— start Raw data —

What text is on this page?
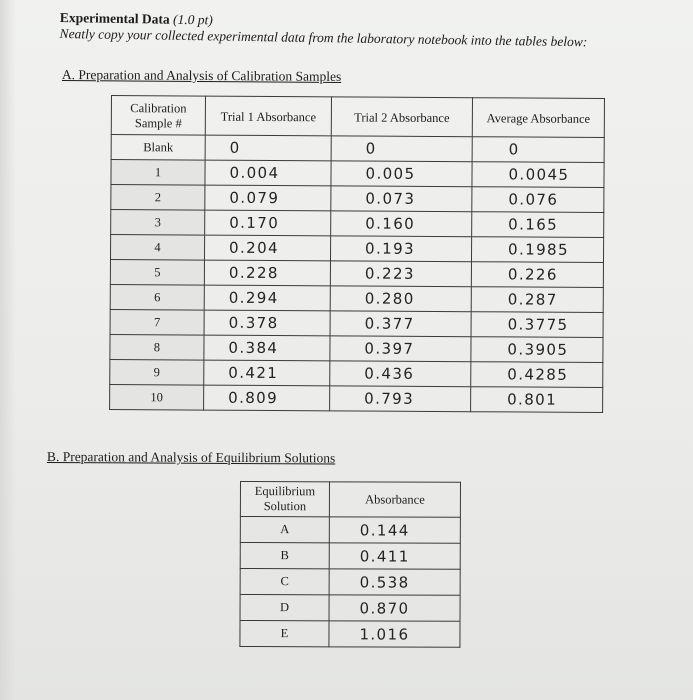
Experimental Data (1.0 pt)
Neatly copy your collected experimental data from the laboratory notebook into the tables below:
A. Preparation and Analysis of Calibration Samples
Calibration Sample #	Trial 1 Absorbance	Trial 2 Absorbance	Average Absorbance
Blank	0	0	0
1	0.004	0.005	0.0045
2	0.079	0.073	0.076
3	0.170	0.160	0.165
4	0.204	0.193	0.1985
5	0.228	0.223	0.226
6	0.294	0.280	0.287
7	0.378	0.377	0.3775
8	0.384	0.397	0.3905
9	0.421	0.436	0.4285
10	0.809	0.793	0.801
B. Preparation and Analysis of Equilibrium Solutions
Equilibrium Solution	Absorbance
A	0.144
B	0.411
C	0.538
D	0.870
E	1.016
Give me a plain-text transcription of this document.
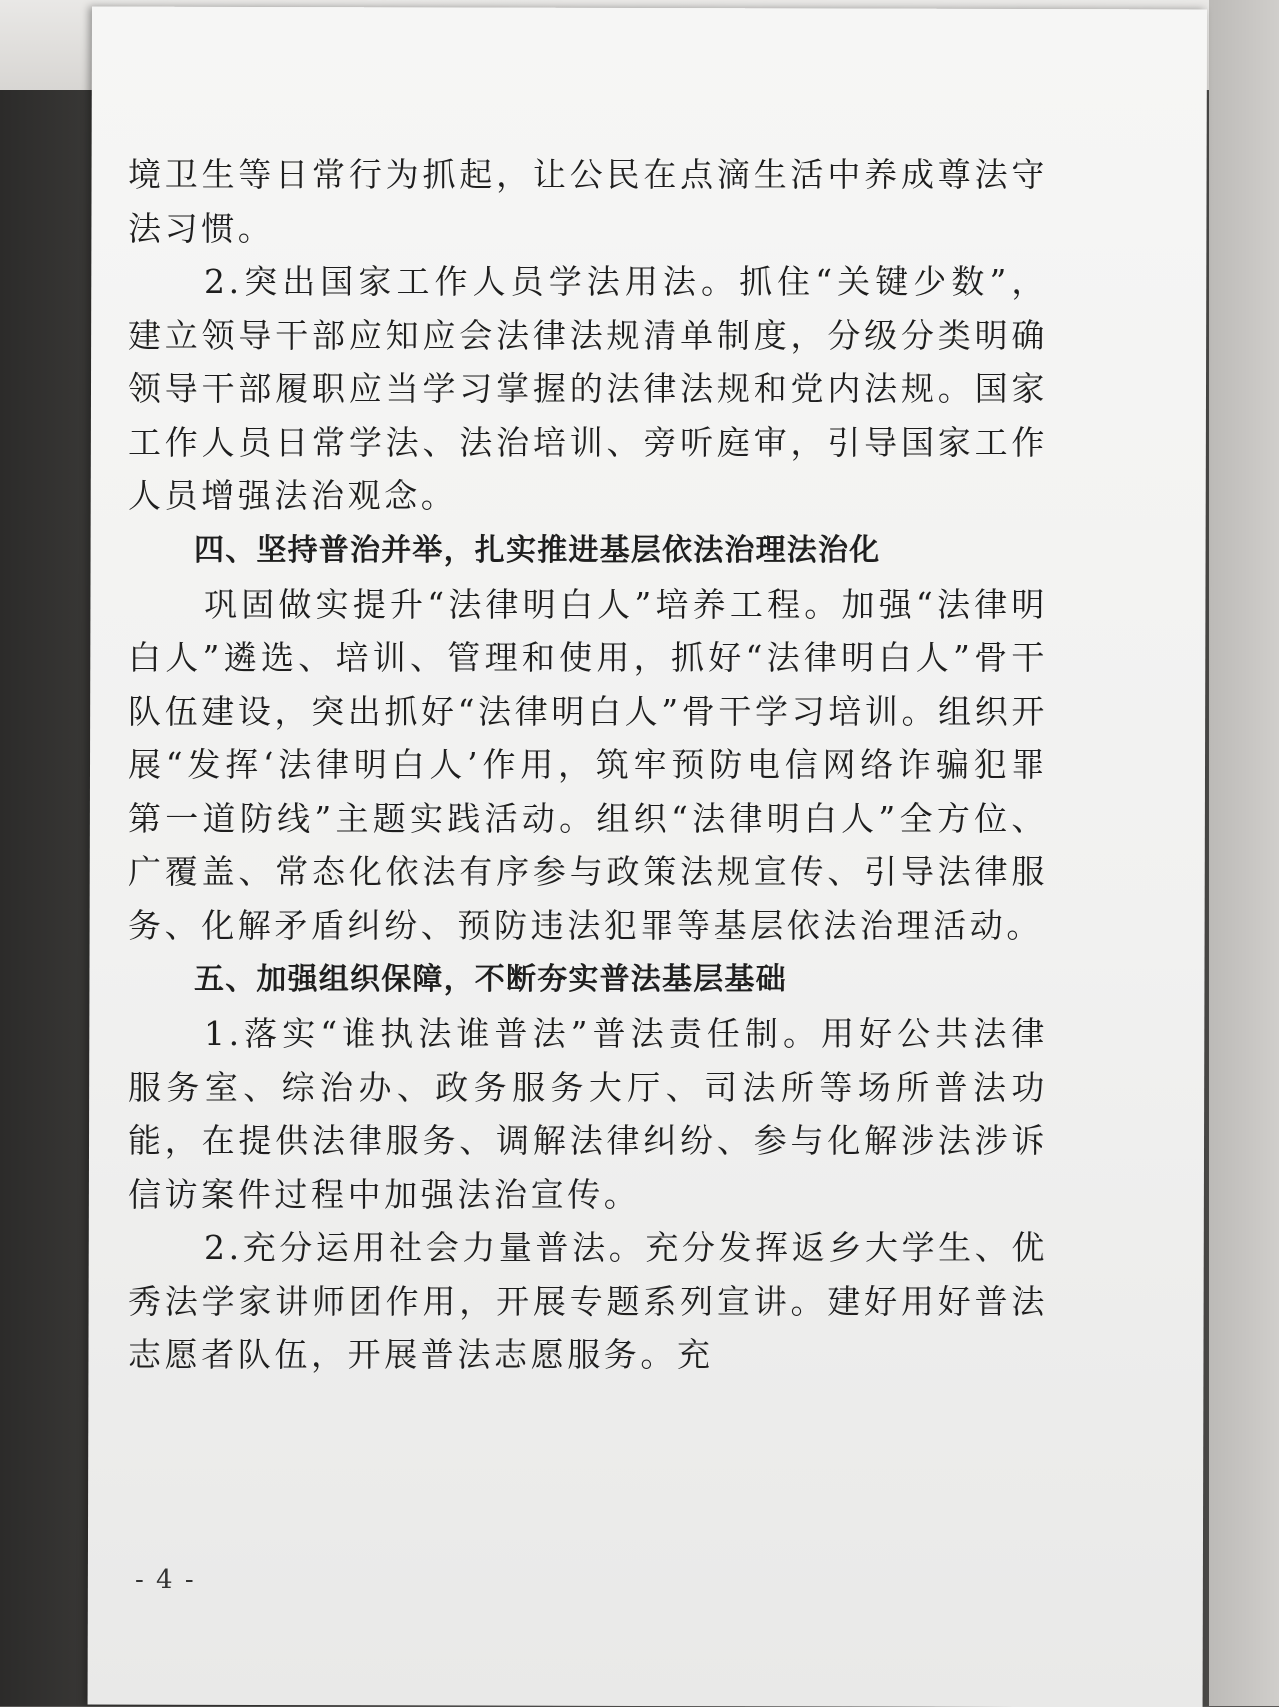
境卫生等日常行为抓起，让公民在点滴生活中养成尊法守法习惯。

2.突出国家工作人员学法用法。抓住“关键少数”，建立领导干部应知应会法律法规清单制度，分级分类明确领导干部履职应当学习掌握的法律法规和党内法规。国家工作人员日常学法、法治培训、旁听庭审，引导国家工作人员增强法治观念。

四、坚持普治并举，扎实推进基层依法治理法治化

巩固做实提升“法律明白人”培养工程。加强“法律明白人”遴选、培训、管理和使用，抓好“法律明白人”骨干队伍建设，突出抓好“法律明白人”骨干学习培训。组织开展“发挥‘法律明白人’作用，筑牢预防电信网络诈骗犯罪第一道防线”主题实践活动。组织“法律明白人”全方位、广覆盖、常态化依法有序参与政策法规宣传、引导法律服务、化解矛盾纠纷、预防违法犯罪等基层依法治理活动。

五、加强组织保障，不断夯实普法基层基础

1.落实“谁执法谁普法”普法责任制。用好公共法律服务室、综治办、政务服务大厅、司法所等场所普法功能，在提供法律服务、调解法律纠纷、参与化解涉法涉诉信访案件过程中加强法治宣传。

2.充分运用社会力量普法。充分发挥返乡大学生、优秀法学家讲师团作用，开展专题系列宣讲。建好用好普法志愿者队伍，开展普法志愿服务。充

- 4 -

— end Raw data —

== Required task ==
Give every line of the material that includes the string "Calibration".

== Full output ==
A. Preparation and Analysis of Calibration Samples
Calibration Sample #	Trial 1 Absorbance	Trial 2 Absorbance	Average Absorbance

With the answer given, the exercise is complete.